■ Provided information:
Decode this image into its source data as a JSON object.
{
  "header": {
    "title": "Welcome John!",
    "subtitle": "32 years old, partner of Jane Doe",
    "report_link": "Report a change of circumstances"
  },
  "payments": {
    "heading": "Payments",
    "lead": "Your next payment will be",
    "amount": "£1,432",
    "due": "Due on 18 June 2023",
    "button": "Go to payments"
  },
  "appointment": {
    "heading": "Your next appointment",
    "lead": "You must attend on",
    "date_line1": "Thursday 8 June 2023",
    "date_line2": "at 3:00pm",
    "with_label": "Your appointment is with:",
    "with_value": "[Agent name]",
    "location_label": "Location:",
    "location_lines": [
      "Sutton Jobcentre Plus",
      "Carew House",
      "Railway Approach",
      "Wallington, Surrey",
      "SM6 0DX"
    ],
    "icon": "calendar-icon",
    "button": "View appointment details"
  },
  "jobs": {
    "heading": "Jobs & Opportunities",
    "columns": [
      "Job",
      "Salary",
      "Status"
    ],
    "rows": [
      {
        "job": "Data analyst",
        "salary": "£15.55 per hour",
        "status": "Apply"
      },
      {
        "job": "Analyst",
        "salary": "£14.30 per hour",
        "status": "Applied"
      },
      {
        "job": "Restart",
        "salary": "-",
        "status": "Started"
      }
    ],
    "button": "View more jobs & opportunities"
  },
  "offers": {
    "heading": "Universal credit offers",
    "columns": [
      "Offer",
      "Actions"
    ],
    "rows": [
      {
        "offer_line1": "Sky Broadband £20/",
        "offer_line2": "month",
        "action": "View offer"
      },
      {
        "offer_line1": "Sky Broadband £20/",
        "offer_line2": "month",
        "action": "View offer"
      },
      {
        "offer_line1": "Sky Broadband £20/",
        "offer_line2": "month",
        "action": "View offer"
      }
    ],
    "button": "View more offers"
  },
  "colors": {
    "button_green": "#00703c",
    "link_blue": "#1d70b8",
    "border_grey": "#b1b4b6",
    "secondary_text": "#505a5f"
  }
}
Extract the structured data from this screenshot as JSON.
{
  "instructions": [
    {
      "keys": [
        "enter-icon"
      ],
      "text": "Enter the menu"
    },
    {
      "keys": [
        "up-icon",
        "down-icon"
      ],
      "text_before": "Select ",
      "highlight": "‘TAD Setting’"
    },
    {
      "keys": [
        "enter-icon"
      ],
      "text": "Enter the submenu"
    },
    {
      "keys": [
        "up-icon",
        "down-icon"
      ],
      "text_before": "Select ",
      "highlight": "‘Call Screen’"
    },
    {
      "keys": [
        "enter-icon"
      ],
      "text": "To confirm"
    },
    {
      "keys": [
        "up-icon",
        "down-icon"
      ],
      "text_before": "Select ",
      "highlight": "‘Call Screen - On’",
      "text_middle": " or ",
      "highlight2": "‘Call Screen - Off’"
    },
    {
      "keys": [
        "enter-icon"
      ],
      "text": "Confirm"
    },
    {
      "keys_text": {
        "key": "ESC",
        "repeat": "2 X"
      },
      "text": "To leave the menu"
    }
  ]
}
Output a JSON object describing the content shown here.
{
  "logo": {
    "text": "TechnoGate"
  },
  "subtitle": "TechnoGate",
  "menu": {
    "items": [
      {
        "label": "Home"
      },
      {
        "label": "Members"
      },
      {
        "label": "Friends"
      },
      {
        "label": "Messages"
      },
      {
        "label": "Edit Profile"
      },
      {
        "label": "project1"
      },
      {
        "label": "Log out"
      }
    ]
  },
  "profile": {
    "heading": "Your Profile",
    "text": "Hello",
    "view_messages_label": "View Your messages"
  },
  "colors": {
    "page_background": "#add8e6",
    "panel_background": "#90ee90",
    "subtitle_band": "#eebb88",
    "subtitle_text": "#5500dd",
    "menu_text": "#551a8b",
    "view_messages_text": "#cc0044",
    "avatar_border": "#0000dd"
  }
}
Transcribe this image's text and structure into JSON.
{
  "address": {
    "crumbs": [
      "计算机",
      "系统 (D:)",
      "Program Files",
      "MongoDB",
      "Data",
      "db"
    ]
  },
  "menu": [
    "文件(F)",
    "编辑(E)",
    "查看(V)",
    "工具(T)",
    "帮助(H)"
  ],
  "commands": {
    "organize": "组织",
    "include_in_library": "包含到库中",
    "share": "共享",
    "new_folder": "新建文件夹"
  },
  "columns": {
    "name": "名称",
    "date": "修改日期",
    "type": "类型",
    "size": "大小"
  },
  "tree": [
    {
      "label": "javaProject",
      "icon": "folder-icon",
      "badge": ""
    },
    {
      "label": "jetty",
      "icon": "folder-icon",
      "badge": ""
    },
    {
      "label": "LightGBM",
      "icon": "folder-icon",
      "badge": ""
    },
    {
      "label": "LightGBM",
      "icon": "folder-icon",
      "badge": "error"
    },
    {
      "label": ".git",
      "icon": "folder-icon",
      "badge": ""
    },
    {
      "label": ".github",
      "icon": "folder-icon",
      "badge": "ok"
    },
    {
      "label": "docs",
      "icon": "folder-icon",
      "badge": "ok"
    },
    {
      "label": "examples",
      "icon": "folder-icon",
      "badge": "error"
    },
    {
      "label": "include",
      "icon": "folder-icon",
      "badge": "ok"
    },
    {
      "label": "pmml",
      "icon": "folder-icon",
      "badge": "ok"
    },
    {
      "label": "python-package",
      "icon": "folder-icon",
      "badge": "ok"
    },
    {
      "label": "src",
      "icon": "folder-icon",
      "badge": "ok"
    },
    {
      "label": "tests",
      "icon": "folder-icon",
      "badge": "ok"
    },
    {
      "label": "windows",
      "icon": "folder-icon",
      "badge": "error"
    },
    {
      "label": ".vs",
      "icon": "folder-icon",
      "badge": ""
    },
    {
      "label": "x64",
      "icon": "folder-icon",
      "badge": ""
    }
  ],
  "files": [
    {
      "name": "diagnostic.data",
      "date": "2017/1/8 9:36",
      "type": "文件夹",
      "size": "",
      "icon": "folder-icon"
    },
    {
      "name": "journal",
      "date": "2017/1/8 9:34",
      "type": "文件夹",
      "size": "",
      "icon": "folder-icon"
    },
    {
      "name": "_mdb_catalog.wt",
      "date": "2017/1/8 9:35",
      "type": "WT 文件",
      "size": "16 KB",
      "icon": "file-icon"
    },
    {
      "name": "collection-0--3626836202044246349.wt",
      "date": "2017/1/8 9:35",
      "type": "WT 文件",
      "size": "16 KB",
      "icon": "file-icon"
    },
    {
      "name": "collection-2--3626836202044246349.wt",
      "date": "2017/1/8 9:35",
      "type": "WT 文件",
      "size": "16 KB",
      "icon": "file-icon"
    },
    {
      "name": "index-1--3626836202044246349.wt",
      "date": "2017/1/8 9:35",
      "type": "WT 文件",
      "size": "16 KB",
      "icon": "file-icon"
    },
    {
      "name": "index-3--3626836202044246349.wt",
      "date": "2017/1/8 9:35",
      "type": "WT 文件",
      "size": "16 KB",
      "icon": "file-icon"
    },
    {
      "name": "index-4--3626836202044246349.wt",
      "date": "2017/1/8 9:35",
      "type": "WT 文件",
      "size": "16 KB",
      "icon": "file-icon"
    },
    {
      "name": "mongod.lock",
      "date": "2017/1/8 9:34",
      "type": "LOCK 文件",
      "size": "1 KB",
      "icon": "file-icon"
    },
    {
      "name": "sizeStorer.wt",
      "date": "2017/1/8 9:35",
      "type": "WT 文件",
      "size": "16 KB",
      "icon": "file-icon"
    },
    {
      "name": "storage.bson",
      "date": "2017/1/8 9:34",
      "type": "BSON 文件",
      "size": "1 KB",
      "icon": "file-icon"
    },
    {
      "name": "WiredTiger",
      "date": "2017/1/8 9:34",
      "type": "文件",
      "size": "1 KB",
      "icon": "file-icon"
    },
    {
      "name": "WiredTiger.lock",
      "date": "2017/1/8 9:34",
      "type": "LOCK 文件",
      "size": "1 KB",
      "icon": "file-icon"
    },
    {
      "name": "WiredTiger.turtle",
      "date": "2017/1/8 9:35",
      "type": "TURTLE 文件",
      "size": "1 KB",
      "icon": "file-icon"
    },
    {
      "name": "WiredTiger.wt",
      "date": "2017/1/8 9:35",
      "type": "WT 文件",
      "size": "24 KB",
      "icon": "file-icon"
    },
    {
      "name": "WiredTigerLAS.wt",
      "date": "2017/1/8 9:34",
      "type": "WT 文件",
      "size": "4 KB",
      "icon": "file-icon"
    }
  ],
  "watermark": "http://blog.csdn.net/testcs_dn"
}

■ The task: Look through the records and count each line that holds "lead". Write only the total.

■ Problem solution: 2